## What to produce
Find how many lines of the listing below include the word "default", then report the number by itself.

Records from a data source
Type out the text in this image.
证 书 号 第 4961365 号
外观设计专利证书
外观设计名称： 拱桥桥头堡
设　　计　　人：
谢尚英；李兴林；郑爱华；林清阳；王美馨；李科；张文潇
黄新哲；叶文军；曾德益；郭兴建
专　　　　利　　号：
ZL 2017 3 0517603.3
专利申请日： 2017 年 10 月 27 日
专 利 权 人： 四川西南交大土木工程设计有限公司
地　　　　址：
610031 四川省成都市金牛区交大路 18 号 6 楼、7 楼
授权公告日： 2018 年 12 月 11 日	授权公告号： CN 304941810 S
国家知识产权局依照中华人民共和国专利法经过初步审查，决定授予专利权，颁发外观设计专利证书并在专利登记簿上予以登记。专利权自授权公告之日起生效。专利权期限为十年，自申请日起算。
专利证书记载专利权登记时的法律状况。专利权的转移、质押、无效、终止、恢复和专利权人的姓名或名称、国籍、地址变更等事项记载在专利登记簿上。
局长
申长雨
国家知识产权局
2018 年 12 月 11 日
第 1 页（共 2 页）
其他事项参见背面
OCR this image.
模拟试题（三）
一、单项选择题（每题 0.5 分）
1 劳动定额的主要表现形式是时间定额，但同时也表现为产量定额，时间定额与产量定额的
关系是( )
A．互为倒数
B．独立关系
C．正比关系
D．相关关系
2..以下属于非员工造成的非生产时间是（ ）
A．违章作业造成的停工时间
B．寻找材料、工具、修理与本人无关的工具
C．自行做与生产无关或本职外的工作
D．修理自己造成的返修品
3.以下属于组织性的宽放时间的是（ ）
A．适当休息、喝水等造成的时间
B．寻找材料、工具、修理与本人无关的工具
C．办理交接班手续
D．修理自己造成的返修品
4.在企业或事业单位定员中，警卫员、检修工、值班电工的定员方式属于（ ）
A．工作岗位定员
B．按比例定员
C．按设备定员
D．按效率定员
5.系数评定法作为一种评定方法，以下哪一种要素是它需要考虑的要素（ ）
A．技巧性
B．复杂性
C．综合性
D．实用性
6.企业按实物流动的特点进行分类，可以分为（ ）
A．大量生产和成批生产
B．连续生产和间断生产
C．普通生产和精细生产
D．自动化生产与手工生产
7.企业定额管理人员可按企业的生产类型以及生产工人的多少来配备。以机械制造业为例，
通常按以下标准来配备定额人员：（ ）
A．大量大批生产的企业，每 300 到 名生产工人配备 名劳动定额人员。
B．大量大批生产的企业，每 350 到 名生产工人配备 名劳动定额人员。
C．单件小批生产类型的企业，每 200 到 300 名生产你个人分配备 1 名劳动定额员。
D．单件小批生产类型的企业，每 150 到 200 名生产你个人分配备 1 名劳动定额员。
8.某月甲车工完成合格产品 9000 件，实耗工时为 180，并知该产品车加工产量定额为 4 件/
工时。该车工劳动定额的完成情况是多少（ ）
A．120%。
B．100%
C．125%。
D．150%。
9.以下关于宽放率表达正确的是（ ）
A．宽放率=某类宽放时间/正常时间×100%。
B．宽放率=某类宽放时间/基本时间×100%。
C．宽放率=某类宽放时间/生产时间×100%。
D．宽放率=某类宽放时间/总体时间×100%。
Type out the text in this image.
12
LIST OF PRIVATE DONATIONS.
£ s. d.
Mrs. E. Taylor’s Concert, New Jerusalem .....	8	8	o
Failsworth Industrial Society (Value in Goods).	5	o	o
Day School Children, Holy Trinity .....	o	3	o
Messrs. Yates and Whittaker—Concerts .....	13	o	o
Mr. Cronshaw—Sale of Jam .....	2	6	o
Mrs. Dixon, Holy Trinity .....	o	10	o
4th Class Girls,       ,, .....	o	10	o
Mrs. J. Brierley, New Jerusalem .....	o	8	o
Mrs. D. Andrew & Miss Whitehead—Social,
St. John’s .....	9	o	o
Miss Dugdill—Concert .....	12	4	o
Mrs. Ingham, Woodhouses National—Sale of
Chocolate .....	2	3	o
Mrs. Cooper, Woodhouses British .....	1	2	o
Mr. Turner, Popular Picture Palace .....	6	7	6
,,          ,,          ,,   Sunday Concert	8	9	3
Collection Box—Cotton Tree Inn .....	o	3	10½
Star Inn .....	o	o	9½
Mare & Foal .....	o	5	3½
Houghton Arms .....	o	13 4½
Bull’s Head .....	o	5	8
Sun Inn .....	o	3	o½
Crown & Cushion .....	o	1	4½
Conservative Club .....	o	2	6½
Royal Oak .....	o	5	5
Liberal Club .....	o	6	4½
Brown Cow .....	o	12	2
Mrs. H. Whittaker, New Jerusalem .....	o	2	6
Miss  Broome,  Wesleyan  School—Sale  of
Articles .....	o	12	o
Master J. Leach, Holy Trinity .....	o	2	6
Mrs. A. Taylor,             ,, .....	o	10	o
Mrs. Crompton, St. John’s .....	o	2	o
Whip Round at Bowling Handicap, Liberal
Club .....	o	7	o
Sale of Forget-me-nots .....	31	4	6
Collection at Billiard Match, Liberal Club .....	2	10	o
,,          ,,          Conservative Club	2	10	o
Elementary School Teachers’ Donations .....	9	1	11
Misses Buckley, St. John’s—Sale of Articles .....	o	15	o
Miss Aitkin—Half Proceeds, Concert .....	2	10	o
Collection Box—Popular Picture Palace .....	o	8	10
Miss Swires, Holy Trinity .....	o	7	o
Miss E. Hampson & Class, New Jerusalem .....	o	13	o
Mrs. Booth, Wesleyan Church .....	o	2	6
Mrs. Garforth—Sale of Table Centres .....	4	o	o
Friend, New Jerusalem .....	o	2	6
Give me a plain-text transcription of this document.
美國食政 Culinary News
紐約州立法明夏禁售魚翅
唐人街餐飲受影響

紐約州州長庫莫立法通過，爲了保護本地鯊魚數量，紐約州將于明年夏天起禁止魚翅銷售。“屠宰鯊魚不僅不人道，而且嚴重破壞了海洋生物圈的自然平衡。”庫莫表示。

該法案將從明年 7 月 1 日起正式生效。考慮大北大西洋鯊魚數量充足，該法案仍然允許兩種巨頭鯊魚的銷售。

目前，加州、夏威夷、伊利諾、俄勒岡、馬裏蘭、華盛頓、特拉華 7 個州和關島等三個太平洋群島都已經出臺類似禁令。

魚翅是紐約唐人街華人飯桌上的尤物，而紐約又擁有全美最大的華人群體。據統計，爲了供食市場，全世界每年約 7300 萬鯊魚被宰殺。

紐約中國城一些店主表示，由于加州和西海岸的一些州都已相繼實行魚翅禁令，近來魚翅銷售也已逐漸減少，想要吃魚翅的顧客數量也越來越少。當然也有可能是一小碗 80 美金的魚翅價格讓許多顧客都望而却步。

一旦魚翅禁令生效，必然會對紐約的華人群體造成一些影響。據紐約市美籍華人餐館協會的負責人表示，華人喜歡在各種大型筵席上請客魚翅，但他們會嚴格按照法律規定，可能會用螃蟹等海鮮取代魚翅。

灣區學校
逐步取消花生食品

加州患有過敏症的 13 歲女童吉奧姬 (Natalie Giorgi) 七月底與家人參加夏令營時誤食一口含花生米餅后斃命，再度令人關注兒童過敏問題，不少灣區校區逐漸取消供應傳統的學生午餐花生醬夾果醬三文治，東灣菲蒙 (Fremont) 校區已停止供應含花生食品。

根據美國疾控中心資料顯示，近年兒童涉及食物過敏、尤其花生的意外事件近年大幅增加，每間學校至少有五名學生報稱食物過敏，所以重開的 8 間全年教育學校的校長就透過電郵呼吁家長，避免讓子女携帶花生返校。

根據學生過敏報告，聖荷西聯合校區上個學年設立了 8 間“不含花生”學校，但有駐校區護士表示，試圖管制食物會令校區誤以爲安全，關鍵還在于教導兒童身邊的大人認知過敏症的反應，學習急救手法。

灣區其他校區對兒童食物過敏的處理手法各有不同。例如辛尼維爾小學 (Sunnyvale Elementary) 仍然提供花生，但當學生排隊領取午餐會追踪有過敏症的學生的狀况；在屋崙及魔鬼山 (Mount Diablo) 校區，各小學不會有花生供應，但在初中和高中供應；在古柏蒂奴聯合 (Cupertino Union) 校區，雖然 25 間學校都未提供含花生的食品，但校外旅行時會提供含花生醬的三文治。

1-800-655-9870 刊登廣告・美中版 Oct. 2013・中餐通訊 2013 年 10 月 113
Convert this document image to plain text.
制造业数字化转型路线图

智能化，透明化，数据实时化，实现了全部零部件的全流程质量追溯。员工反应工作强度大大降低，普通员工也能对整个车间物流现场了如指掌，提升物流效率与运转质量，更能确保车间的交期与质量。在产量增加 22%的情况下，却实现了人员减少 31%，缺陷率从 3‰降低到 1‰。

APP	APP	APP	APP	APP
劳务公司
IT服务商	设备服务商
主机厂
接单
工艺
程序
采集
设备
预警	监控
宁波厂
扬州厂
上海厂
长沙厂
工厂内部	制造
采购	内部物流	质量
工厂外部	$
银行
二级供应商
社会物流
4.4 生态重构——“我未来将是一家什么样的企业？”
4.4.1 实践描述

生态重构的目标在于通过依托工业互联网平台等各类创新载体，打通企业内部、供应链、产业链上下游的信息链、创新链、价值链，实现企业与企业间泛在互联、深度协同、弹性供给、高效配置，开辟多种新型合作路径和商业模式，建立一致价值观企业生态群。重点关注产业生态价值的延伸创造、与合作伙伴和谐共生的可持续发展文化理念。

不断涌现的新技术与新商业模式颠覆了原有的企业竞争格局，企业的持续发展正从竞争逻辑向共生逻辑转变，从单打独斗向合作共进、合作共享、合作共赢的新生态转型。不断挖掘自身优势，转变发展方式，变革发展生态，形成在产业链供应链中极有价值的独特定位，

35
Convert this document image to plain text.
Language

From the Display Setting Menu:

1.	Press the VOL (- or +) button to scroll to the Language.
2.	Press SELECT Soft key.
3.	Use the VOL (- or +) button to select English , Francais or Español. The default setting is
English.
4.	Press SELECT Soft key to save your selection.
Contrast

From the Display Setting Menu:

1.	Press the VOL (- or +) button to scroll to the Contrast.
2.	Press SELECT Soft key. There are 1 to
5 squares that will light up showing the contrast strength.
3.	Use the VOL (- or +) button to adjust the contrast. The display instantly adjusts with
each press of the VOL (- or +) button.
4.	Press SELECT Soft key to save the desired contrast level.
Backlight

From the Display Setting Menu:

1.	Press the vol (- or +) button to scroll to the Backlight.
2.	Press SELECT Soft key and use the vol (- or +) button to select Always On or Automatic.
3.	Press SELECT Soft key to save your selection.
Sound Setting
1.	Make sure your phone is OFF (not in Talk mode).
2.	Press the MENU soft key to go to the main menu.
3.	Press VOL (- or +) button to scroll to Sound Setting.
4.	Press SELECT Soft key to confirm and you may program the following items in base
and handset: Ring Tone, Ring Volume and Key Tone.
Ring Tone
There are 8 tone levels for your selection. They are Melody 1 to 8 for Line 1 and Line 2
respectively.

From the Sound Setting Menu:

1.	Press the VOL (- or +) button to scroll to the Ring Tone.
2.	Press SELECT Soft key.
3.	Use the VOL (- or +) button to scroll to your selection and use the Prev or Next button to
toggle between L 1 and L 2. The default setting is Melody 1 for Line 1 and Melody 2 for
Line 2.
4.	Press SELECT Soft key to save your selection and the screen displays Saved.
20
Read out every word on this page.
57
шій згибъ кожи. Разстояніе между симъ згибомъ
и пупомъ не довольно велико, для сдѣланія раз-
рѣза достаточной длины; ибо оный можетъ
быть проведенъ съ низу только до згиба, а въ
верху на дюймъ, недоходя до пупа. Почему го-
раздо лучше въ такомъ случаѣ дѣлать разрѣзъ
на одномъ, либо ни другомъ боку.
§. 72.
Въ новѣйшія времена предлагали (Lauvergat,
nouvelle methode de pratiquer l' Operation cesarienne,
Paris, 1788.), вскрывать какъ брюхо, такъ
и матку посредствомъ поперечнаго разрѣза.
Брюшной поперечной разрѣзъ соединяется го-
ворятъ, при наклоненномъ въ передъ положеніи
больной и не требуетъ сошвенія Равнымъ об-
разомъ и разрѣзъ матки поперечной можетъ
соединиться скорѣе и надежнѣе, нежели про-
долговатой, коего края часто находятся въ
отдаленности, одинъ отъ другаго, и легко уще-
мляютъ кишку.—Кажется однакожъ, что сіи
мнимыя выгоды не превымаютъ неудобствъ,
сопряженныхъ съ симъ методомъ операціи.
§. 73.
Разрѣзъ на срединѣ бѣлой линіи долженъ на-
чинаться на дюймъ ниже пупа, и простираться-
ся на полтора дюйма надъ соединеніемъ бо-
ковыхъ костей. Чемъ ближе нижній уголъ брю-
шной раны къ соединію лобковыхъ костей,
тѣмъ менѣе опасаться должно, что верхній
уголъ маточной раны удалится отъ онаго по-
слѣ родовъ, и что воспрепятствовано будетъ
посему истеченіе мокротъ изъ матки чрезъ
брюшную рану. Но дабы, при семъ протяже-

## Solution for this problem
2